Excerpted records:
§

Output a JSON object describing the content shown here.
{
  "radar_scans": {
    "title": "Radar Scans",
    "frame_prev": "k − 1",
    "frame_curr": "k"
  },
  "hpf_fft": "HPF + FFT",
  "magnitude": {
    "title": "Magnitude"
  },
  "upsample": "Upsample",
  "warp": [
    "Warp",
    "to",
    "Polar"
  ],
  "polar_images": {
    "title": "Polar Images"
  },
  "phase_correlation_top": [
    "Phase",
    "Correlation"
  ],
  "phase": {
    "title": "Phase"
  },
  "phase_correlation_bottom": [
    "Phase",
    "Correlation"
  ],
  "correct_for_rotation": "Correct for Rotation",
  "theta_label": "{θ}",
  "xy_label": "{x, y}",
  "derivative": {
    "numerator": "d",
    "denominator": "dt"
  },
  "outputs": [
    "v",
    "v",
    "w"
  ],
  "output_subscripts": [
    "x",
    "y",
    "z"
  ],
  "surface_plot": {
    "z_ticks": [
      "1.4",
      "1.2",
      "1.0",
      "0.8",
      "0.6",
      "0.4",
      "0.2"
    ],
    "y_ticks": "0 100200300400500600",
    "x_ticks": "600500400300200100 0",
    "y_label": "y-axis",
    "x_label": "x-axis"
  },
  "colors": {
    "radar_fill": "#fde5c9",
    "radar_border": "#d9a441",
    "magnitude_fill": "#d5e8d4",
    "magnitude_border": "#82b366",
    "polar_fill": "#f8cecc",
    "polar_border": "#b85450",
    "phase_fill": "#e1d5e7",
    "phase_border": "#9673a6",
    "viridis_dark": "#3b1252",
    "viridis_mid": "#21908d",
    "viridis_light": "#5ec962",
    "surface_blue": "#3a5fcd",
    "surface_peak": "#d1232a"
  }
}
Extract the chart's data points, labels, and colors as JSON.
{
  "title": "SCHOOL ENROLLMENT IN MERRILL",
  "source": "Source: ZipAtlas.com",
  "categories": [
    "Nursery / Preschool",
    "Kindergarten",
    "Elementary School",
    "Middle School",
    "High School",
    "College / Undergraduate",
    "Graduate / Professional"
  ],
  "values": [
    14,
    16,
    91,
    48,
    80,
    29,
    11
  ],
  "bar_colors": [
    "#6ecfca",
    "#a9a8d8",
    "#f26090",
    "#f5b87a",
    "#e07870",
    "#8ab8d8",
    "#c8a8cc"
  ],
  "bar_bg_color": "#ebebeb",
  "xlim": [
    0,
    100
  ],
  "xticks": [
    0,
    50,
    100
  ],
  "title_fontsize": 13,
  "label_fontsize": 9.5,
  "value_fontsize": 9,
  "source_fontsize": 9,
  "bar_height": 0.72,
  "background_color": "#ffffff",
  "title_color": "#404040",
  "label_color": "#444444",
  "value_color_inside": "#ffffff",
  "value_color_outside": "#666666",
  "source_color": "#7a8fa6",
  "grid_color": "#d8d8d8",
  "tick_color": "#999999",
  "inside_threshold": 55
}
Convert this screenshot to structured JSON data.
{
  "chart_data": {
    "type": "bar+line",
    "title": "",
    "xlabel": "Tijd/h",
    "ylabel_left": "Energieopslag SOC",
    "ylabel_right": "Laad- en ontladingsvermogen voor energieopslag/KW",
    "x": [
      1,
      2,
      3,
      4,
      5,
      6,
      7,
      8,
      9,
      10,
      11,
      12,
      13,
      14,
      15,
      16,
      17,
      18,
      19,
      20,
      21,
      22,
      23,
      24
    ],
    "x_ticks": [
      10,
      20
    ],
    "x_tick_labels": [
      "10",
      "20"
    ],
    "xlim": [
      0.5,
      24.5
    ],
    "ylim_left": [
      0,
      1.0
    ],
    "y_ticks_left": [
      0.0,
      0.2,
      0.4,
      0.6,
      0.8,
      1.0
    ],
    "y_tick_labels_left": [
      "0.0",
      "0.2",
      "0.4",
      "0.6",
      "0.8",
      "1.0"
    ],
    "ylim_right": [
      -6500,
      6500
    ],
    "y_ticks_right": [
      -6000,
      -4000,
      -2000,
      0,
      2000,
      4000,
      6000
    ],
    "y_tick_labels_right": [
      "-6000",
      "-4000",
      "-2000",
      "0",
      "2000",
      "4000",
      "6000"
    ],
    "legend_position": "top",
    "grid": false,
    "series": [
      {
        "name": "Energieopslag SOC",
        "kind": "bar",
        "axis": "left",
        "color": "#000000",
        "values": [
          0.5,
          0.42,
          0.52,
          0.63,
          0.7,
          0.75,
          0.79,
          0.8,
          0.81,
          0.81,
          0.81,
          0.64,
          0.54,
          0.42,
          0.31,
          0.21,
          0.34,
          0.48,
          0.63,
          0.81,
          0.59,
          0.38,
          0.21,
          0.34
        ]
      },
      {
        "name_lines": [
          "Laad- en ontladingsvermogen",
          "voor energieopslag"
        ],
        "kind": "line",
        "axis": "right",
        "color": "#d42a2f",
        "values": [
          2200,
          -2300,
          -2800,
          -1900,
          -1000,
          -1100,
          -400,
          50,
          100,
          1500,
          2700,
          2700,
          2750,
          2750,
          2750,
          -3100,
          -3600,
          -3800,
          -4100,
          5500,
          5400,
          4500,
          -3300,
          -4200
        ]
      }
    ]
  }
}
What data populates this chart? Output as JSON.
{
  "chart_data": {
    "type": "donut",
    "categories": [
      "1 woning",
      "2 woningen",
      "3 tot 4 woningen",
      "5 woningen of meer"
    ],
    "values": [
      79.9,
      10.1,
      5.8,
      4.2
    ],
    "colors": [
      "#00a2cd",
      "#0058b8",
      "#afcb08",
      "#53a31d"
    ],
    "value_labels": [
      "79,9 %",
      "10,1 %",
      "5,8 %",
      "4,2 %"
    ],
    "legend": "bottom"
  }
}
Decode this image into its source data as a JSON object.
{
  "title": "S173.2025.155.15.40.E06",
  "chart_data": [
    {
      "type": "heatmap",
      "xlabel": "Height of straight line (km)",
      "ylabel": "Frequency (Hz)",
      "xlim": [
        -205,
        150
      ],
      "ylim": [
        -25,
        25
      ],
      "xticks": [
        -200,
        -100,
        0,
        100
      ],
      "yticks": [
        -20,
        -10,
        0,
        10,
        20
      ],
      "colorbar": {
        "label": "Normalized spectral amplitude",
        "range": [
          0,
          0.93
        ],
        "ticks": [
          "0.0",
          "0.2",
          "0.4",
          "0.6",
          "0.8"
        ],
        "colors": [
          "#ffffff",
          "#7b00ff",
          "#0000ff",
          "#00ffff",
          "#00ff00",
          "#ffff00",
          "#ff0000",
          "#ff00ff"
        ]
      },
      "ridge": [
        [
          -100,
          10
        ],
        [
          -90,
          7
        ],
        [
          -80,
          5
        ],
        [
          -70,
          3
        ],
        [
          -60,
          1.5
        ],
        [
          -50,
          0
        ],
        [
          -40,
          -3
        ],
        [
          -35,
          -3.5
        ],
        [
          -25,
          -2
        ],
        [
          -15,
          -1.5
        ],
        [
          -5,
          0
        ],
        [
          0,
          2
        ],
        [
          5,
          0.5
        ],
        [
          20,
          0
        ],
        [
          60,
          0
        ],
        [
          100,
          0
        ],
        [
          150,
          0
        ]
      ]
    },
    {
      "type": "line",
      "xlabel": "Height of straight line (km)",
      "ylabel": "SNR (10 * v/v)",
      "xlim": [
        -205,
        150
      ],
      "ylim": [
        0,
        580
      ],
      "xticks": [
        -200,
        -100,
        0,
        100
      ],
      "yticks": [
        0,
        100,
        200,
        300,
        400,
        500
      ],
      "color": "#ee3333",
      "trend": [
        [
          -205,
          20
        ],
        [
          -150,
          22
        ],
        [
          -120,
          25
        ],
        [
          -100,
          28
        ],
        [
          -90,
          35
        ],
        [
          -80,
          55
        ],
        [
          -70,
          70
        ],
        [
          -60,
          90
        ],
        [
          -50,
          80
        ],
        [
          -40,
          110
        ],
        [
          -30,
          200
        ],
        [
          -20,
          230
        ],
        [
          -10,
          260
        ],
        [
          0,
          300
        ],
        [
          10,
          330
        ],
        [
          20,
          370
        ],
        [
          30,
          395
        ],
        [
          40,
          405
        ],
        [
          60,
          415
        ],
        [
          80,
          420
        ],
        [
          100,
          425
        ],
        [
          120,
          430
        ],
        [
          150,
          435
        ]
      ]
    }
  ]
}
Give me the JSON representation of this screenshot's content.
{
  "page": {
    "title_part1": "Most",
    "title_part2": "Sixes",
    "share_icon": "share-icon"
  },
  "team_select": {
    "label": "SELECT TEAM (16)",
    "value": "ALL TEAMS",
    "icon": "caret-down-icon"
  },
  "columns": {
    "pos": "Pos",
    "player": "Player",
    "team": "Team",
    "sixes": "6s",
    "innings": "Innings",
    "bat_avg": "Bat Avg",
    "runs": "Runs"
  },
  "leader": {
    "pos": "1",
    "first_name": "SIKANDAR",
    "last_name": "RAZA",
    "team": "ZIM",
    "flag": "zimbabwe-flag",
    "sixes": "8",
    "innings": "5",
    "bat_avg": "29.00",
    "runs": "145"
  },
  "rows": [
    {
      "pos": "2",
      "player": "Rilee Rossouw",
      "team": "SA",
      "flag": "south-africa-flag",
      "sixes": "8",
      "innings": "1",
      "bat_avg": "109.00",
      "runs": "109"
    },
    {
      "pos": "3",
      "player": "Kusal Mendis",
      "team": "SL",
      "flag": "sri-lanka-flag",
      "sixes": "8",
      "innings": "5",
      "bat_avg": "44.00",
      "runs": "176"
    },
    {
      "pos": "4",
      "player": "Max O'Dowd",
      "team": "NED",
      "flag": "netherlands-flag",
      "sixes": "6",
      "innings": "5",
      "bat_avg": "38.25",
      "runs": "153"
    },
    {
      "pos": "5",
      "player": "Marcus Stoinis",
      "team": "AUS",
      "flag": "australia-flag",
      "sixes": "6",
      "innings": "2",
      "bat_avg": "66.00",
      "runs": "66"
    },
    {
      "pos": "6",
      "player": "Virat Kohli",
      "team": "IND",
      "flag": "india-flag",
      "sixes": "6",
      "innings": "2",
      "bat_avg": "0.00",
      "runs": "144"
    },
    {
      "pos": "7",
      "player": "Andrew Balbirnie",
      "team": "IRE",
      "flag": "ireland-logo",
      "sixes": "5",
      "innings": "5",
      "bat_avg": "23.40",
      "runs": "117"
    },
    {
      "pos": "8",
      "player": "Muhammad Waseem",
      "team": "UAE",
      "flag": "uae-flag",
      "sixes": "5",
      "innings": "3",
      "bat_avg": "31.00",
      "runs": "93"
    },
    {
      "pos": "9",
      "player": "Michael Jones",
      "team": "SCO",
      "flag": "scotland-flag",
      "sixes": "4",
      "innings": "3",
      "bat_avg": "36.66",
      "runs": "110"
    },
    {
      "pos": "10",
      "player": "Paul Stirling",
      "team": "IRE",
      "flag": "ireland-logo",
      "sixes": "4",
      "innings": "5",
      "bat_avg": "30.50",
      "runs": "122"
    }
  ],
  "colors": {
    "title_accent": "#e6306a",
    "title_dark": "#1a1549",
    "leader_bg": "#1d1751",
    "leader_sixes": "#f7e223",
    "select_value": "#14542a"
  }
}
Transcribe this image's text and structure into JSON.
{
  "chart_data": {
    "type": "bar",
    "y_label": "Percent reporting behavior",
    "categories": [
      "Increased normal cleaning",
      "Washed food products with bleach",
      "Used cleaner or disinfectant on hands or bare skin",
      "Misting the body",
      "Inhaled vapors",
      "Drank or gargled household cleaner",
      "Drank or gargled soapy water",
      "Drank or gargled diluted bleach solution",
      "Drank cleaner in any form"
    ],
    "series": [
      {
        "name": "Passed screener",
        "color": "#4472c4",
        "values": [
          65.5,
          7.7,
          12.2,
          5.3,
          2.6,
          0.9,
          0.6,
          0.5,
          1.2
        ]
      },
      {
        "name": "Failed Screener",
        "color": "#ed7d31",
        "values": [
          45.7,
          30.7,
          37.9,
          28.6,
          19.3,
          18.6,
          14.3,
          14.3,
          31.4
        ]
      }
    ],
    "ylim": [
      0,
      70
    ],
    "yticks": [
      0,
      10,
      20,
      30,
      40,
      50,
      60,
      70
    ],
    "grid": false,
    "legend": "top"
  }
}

§

Task statement: All lines that include "into" are to be gathered and copied.

Solution to this task:
Decode this image into its source data as a JSON object.
Transcribe this image's text and structure into JSON.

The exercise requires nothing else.